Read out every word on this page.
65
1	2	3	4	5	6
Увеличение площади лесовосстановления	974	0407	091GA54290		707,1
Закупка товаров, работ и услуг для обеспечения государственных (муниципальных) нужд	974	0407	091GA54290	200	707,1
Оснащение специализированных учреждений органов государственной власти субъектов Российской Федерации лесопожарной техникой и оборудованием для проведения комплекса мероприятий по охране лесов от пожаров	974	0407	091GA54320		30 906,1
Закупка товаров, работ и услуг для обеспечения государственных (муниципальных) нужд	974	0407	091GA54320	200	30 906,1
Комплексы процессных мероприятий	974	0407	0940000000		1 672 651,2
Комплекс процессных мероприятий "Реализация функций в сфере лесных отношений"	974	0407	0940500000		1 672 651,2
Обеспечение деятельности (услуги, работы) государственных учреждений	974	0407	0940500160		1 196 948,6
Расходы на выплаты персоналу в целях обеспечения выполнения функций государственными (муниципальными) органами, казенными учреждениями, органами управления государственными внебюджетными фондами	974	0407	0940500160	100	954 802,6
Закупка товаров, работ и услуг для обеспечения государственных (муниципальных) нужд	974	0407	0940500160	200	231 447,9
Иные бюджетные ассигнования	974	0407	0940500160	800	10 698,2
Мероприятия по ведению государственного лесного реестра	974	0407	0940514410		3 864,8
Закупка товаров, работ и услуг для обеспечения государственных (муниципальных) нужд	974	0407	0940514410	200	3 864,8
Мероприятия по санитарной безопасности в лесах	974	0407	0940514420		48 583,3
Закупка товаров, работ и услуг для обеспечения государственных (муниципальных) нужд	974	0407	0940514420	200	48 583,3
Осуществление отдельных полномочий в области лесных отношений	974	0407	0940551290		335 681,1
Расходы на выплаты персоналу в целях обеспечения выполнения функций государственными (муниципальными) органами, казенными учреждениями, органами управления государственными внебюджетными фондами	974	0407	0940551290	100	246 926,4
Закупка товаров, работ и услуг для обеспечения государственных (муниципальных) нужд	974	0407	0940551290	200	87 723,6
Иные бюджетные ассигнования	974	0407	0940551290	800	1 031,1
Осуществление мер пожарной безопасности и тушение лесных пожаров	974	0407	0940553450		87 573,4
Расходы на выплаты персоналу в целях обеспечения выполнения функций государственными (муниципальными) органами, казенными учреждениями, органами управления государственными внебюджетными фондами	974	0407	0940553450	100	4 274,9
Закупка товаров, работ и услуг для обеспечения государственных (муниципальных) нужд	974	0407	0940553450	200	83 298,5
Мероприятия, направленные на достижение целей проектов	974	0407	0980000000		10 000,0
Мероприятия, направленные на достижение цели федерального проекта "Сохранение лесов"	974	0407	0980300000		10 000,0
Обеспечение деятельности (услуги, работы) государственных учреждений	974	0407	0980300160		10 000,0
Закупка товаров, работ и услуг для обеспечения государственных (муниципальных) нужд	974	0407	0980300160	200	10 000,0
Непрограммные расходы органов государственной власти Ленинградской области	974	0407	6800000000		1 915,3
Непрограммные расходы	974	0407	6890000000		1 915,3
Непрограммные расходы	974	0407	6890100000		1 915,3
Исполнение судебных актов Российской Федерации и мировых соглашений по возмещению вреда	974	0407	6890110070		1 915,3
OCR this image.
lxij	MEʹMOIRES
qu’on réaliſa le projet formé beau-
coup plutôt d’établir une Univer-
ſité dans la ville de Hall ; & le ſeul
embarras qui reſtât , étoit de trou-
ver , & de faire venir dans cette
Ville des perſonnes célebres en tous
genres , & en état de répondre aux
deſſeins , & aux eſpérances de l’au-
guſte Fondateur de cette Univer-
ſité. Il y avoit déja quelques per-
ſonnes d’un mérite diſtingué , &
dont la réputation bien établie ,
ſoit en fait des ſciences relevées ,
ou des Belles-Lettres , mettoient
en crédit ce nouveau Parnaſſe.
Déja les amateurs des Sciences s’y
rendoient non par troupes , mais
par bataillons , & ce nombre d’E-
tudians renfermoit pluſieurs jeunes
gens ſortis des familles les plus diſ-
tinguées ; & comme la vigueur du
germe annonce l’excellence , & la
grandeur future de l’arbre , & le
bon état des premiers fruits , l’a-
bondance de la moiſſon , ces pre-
+++
Go through the material line by line. Show each line that contains the string "Федерации".

▶ _THE REPLY_
Оснащение специализированных учреждений органов государственной власти субъектов Российской Федерации лесопожарной техникой и оборудованием для проведения комплекса мероприятий по охране лесов от пожаров	974	0407	091GA54320		30 906,1
Исполнение судебных актов Российской Федерации и мировых соглашений по возмещению вреда	974	0407	6890110070		1 915,3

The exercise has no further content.